Collected data entries:
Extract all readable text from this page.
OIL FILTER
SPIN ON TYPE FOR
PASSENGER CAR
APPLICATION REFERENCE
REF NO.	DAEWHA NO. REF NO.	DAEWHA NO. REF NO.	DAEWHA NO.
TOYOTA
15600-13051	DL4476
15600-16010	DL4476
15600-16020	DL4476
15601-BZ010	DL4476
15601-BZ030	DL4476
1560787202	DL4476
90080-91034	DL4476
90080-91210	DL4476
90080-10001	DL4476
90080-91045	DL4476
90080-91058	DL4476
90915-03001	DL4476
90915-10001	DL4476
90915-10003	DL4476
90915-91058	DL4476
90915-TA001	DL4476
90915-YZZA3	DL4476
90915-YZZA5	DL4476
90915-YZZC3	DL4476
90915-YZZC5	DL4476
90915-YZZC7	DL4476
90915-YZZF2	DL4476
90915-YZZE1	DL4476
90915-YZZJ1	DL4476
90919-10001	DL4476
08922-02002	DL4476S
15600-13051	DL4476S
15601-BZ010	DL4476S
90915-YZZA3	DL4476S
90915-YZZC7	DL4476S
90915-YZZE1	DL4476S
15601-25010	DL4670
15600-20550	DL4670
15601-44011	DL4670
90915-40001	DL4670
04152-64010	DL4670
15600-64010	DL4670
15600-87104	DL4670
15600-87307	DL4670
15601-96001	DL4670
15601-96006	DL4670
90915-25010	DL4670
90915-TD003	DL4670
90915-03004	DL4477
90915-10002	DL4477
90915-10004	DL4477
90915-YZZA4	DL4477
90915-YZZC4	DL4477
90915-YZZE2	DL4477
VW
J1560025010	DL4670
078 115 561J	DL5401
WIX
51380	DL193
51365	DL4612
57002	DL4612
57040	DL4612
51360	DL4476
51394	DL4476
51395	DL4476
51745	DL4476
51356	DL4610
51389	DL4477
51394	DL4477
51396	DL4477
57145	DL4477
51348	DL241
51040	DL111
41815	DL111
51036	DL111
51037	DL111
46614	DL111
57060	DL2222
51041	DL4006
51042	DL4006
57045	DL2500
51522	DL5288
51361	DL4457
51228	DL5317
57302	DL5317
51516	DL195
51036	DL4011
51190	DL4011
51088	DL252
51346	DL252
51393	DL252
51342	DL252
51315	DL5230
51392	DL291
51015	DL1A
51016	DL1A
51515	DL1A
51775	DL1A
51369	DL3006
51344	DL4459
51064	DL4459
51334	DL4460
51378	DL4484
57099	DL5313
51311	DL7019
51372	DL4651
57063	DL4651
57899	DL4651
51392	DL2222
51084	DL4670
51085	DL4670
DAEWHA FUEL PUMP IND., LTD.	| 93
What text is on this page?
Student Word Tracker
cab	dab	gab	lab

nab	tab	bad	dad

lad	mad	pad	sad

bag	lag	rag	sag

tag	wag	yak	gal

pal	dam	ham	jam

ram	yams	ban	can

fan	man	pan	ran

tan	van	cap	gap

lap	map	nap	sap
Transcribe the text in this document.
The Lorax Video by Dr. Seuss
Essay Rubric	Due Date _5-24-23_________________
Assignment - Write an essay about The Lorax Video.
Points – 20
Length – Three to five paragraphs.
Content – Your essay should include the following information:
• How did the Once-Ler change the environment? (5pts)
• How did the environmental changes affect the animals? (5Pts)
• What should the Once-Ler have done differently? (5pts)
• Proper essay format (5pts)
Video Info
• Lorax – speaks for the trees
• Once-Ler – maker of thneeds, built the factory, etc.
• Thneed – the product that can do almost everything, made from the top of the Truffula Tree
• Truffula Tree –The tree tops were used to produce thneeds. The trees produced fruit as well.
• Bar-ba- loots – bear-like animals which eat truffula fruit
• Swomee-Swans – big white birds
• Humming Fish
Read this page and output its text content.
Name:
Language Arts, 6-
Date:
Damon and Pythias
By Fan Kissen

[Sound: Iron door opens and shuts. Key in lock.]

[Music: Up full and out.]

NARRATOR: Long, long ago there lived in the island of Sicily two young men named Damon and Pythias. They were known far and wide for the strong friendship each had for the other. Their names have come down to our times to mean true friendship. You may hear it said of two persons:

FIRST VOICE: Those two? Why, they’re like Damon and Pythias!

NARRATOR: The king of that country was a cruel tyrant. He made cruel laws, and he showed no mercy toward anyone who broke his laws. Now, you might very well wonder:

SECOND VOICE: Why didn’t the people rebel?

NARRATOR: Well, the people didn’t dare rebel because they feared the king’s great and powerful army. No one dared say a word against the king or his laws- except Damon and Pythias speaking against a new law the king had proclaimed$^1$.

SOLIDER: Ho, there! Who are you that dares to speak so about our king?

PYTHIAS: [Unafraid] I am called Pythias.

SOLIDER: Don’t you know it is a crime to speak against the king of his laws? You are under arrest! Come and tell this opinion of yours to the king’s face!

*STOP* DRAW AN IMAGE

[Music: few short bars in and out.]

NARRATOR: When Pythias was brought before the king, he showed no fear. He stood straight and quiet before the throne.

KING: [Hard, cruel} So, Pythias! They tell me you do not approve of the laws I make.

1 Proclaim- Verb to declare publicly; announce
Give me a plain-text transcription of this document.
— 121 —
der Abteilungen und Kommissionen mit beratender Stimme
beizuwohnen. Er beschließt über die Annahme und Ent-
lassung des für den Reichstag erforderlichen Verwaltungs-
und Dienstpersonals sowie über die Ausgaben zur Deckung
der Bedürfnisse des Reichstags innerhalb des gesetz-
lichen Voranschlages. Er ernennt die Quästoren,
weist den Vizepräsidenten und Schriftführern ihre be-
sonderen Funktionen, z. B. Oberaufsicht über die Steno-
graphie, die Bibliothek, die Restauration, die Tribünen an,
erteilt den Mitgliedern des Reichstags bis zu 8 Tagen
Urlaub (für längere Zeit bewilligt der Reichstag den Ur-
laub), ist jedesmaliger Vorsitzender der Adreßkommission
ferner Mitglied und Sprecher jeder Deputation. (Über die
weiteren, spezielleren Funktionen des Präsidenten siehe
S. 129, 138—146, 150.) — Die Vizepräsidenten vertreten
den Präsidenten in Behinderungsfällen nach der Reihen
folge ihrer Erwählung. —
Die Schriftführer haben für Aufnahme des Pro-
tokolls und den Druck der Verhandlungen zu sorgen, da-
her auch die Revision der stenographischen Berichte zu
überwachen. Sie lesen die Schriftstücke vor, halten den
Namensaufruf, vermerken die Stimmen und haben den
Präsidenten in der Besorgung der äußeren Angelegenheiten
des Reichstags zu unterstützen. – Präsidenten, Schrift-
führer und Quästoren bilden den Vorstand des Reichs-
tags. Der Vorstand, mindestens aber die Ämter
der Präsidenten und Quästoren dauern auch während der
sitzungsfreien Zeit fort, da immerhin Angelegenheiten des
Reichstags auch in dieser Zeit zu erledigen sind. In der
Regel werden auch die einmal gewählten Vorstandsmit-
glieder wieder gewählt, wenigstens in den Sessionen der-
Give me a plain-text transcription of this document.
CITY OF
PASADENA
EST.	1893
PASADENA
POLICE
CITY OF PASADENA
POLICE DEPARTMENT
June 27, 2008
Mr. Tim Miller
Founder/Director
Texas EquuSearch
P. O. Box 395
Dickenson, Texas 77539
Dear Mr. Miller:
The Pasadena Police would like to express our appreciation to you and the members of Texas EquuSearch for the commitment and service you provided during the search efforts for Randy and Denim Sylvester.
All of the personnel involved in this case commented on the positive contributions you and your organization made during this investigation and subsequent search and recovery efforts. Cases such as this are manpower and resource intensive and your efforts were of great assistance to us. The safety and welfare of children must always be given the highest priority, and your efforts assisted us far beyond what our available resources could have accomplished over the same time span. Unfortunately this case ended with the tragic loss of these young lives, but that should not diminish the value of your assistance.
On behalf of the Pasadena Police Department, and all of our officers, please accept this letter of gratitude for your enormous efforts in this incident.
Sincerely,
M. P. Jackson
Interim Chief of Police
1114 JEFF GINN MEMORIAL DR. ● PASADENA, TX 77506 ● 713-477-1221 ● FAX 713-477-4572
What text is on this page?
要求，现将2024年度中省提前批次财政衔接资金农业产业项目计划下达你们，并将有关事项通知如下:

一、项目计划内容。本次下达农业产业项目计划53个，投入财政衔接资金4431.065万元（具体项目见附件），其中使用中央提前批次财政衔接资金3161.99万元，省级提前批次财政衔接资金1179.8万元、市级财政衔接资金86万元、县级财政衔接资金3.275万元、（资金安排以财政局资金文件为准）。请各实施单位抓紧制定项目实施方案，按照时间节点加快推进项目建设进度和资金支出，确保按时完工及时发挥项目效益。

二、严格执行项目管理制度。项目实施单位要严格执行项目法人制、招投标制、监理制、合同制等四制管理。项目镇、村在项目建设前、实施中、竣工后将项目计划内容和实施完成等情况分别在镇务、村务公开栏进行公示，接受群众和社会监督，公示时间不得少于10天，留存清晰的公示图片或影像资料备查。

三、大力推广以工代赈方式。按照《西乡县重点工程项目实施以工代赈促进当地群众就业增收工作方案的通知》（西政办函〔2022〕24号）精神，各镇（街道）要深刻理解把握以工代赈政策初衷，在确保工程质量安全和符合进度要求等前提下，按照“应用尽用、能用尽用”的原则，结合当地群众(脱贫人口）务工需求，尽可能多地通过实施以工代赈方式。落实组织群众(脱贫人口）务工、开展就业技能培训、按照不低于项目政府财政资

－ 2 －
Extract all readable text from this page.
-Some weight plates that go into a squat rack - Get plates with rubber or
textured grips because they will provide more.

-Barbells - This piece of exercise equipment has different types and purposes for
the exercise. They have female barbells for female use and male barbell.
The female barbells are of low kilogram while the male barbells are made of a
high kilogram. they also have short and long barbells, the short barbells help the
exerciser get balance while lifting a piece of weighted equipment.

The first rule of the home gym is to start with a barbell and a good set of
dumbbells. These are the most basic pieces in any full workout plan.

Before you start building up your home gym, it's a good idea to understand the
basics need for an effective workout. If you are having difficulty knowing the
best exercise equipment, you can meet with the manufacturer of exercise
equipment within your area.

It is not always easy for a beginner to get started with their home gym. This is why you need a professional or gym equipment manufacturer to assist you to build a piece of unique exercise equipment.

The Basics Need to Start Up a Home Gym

* Description of the task
Copy out the lines that hold "have".

* Final answer
• What should the Once-Ler have done differently? (5pts)
NARRATOR: Long, long ago there lived in the island of Sicily two young men named Damon and Pythias. They were known far and wide for the strong friendship each had for the other. Their names have come down to our times to mean true friendship. You may hear it said of two persons:
All of the personnel involved in this case commented on the positive contributions you and your organization made during this investigation and subsequent search and recovery efforts. Cases such as this are manpower and resource intensive and your efforts were of great assistance to us. The safety and welfare of children must always be given the highest priority, and your efforts assisted us far beyond what our available resources could have accomplished over the same time span. Unfortunately this case ended with the tragic loss of these young lives, but that should not diminish the value of your assistance.
the exercise. They have female barbells for female use and male barbell.
high kilogram. they also have short and long barbells, the short barbells help the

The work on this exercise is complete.